## BEGIN
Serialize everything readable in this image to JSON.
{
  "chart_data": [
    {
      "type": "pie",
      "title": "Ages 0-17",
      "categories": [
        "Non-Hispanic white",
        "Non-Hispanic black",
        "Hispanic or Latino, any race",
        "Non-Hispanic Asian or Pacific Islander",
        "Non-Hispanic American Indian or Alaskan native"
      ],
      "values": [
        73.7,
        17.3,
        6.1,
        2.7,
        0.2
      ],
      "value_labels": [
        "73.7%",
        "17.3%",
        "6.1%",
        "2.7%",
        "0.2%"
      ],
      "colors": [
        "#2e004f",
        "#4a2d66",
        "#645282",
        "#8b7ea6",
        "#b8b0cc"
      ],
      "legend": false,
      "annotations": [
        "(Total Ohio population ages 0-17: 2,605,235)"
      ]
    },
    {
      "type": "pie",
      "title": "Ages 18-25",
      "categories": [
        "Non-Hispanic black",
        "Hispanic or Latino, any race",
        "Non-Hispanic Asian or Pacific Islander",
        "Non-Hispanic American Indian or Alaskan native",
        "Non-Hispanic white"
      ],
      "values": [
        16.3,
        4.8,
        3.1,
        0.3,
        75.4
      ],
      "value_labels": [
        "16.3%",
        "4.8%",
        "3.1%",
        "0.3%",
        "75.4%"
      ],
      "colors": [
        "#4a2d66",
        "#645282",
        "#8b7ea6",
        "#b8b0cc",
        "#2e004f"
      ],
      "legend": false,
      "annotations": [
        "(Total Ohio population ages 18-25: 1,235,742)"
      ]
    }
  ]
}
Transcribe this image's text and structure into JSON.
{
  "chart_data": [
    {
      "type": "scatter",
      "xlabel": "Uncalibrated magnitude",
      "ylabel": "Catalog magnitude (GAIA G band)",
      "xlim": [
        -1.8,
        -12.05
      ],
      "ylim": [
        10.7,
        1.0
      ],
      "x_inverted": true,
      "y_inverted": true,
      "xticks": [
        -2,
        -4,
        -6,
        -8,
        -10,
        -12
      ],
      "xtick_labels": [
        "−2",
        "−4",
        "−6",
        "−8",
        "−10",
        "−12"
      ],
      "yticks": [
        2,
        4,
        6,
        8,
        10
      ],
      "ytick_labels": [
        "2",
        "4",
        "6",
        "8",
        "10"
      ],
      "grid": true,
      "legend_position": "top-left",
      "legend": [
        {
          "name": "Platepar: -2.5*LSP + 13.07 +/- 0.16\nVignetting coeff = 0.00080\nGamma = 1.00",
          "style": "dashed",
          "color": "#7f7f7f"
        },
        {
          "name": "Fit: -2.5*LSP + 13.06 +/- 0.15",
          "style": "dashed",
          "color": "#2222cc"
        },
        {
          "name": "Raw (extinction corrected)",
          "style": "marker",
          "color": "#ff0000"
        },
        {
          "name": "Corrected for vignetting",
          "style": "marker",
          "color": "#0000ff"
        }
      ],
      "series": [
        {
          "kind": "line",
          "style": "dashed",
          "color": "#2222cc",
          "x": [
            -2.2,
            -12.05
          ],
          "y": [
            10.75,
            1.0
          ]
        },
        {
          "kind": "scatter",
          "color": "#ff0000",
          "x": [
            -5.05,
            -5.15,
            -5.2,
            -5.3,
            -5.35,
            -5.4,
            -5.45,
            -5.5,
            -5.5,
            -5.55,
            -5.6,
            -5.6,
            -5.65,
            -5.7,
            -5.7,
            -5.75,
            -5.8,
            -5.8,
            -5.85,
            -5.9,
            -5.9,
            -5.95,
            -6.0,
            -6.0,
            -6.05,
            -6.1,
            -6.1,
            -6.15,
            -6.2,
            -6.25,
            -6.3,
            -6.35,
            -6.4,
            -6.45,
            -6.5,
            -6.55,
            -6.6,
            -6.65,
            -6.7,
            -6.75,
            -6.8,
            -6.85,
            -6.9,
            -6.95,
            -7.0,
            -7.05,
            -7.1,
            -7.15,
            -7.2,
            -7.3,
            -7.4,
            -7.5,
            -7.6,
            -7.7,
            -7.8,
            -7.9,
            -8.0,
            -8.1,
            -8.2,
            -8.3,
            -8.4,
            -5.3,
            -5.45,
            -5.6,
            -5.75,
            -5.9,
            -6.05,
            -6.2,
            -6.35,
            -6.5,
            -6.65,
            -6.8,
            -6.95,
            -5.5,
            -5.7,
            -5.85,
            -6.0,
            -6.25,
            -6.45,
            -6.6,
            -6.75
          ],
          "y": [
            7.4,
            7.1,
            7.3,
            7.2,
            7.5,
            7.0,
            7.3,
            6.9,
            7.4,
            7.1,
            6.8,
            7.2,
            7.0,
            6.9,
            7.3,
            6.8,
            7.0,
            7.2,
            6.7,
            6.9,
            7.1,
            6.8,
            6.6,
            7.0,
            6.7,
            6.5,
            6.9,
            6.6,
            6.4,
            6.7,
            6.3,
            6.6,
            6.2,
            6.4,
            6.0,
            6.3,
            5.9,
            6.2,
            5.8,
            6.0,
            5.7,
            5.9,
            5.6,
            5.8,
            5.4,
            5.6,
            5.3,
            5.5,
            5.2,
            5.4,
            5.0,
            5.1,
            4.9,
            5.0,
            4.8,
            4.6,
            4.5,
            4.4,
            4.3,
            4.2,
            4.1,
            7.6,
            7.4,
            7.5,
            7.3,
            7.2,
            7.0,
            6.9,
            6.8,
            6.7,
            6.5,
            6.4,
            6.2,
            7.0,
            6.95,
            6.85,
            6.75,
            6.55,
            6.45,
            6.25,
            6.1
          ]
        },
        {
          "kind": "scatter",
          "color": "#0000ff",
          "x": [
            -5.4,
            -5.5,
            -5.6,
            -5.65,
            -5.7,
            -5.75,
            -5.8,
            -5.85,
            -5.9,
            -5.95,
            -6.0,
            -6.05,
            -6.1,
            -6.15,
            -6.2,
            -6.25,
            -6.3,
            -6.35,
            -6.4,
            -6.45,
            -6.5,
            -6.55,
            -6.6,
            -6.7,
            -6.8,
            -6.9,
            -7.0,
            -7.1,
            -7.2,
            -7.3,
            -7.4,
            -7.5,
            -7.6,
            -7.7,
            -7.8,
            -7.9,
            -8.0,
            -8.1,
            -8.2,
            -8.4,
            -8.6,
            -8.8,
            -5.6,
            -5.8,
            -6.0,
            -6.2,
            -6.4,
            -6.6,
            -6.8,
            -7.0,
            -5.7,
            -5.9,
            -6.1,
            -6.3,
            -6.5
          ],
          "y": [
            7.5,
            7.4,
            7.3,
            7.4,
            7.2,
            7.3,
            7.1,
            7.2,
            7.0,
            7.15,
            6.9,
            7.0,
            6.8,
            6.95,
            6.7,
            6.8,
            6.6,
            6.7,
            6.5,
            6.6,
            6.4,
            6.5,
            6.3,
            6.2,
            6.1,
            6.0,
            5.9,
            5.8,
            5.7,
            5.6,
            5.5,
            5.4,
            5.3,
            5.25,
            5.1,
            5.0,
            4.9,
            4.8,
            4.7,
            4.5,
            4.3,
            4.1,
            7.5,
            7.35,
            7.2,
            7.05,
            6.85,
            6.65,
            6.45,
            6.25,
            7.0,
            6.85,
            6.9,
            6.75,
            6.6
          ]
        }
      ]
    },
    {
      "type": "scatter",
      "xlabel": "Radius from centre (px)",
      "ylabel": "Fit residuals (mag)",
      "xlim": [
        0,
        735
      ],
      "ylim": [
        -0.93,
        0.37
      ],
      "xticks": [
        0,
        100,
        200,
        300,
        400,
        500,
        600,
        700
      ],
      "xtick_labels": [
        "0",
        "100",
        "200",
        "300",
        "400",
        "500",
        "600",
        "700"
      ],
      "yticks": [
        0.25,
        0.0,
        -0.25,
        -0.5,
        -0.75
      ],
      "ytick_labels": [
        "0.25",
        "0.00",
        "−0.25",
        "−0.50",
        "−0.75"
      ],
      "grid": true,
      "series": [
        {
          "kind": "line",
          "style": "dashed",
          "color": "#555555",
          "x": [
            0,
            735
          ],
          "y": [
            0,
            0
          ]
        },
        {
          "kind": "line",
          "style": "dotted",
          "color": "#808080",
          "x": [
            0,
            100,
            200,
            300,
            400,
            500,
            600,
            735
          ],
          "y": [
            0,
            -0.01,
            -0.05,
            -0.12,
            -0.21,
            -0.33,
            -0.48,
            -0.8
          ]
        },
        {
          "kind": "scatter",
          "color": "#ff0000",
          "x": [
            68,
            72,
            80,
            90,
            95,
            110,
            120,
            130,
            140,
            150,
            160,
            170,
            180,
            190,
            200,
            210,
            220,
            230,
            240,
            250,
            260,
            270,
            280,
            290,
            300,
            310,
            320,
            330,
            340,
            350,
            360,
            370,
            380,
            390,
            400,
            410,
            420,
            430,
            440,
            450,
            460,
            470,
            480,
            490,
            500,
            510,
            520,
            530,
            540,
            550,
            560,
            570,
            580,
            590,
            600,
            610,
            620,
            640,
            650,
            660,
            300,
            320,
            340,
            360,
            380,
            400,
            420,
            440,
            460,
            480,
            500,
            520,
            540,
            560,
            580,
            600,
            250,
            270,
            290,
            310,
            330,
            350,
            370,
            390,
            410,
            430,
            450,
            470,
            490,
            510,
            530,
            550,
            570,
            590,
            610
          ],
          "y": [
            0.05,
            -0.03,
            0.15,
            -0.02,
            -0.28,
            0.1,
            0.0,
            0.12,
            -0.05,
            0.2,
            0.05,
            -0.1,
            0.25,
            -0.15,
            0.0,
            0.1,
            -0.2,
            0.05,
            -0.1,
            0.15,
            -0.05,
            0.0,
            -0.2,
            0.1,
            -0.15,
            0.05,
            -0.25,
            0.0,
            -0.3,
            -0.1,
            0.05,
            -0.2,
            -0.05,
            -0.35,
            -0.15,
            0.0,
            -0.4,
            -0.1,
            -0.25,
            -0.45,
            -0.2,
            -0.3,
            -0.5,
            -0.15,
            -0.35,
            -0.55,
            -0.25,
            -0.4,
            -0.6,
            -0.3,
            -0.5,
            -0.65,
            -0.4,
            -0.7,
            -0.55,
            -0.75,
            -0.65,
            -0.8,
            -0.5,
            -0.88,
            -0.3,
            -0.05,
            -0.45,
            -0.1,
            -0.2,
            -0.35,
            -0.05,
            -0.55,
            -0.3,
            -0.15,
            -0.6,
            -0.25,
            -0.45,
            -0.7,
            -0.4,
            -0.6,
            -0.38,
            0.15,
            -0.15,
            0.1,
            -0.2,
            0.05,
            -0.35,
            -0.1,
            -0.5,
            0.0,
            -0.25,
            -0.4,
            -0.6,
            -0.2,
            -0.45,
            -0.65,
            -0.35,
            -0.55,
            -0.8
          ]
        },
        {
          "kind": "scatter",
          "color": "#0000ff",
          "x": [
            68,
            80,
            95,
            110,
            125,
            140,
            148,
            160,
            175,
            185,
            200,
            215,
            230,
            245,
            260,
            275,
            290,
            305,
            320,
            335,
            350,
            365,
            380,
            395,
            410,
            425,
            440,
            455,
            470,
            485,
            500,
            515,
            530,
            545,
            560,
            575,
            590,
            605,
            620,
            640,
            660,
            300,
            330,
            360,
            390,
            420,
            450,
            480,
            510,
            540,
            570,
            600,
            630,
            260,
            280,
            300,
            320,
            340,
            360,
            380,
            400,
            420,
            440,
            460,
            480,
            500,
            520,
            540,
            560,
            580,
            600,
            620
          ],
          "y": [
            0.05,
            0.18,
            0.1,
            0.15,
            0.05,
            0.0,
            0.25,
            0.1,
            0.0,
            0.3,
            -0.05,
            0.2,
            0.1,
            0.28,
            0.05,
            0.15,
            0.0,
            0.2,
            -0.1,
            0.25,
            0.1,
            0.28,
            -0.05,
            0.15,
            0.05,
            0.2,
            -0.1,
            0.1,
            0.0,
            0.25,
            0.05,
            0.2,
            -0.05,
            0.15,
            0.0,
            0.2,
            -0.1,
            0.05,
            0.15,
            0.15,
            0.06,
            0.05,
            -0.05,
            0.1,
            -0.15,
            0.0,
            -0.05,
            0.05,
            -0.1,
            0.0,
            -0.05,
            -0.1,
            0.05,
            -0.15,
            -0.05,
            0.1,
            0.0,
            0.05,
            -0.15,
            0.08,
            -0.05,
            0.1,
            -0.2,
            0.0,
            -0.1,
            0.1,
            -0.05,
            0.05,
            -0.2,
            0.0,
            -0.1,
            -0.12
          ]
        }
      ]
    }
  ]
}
## END
Exercise requirements: What is the number of lines holding the word "image"? State it alone.

Written reply: 2